What is being asked >>
Exactly repeat the material, dropping only the pictures.

# Information given start

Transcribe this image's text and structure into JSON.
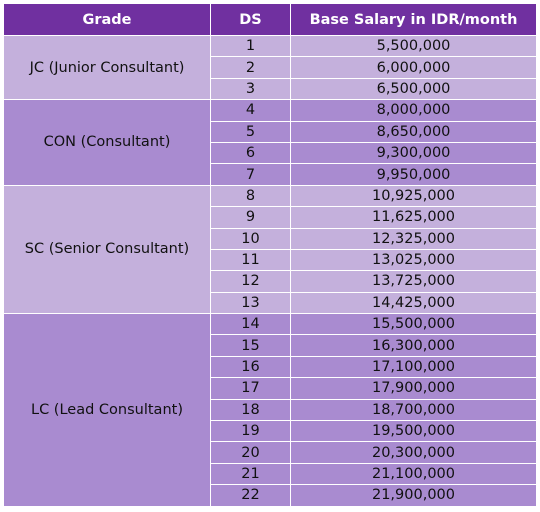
{
  "table": {
    "headers": [
      "Grade",
      "DS",
      "Base Salary in IDR/month"
    ],
    "groups": [
      {
        "grade": "JC (Junior Consultant)",
        "shade": "light",
        "rows": [
          {
            "ds": "1",
            "salary": "5,500,000"
          },
          {
            "ds": "2",
            "salary": "6,000,000"
          },
          {
            "ds": "3",
            "salary": "6,500,000"
          }
        ]
      },
      {
        "grade": "CON (Consultant)",
        "shade": "dark",
        "rows": [
          {
            "ds": "4",
            "salary": "8,000,000"
          },
          {
            "ds": "5",
            "salary": "8,650,000"
          },
          {
            "ds": "6",
            "salary": "9,300,000"
          },
          {
            "ds": "7",
            "salary": "9,950,000"
          }
        ]
      },
      {
        "grade": "SC (Senior Consultant)",
        "shade": "light",
        "rows": [
          {
            "ds": "8",
            "salary": "10,925,000"
          },
          {
            "ds": "9",
            "salary": "11,625,000"
          },
          {
            "ds": "10",
            "salary": "12,325,000"
          },
          {
            "ds": "11",
            "salary": "13,025,000"
          },
          {
            "ds": "12",
            "salary": "13,725,000"
          },
          {
            "ds": "13",
            "salary": "14,425,000"
          }
        ]
      },
      {
        "grade": "LC (Lead Consultant)",
        "shade": "dark",
        "rows": [
          {
            "ds": "14",
            "salary": "15,500,000"
          },
          {
            "ds": "15",
            "salary": "16,300,000"
          },
          {
            "ds": "16",
            "salary": "17,100,000"
          },
          {
            "ds": "17",
            "salary": "17,900,000"
          },
          {
            "ds": "18",
            "salary": "18,700,000"
          },
          {
            "ds": "19",
            "salary": "19,500,000"
          },
          {
            "ds": "20",
            "salary": "20,300,000"
          },
          {
            "ds": "21",
            "salary": "21,100,000"
          },
          {
            "ds": "22",
            "salary": "21,900,000"
          }
        ]
      }
    ]
  },
  "colors": {
    "header_bg": "#7030a0",
    "light_row": "#c4b0dc",
    "dark_row": "#a98bd0"
  }
}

# Information given end

Worked solution >>
Transcribe this image's text and structure into JSON.
{
  "table": {
    "headers": [
      "Grade",
      "DS",
      "Base Salary in IDR/month"
    ],
    "groups": [
      {
        "grade": "JC (Junior Consultant)",
        "shade": "light",
        "rows": [
          {
            "ds": "1",
            "salary": "5,500,000"
          },
          {
            "ds": "2",
            "salary": "6,000,000"
          },
          {
            "ds": "3",
            "salary": "6,500,000"
          }
        ]
      },
      {
        "grade": "CON (Consultant)",
        "shade": "dark",
        "rows": [
          {
            "ds": "4",
            "salary": "8,000,000"
          },
          {
            "ds": "5",
            "salary": "8,650,000"
          },
          {
            "ds": "6",
            "salary": "9,300,000"
          },
          {
            "ds": "7",
            "salary": "9,950,000"
          }
        ]
      },
      {
        "grade": "SC (Senior Consultant)",
        "shade": "light",
        "rows": [
          {
            "ds": "8",
            "salary": "10,925,000"
          },
          {
            "ds": "9",
            "salary": "11,625,000"
          },
          {
            "ds": "10",
            "salary": "12,325,000"
          },
          {
            "ds": "11",
            "salary": "13,025,000"
          },
          {
            "ds": "12",
            "salary": "13,725,000"
          },
          {
            "ds": "13",
            "salary": "14,425,000"
          }
        ]
      },
      {
        "grade": "LC (Lead Consultant)",
        "shade": "dark",
        "rows": [
          {
            "ds": "14",
            "salary": "15,500,000"
          },
          {
            "ds": "15",
            "salary": "16,300,000"
          },
          {
            "ds": "16",
            "salary": "17,100,000"
          },
          {
            "ds": "17",
            "salary": "17,900,000"
          },
          {
            "ds": "18",
            "salary": "18,700,000"
          },
          {
            "ds": "19",
            "salary": "19,500,000"
          },
          {
            "ds": "20",
            "salary": "20,300,000"
          },
          {
            "ds": "21",
            "salary": "21,100,000"
          },
          {
            "ds": "22",
            "salary": "21,900,000"
          }
        ]
      }
    ]
  },
  "colors": {
    "header_bg": "#7030a0",
    "light_row": "#c4b0dc",
    "dark_row": "#a98bd0"
  }
}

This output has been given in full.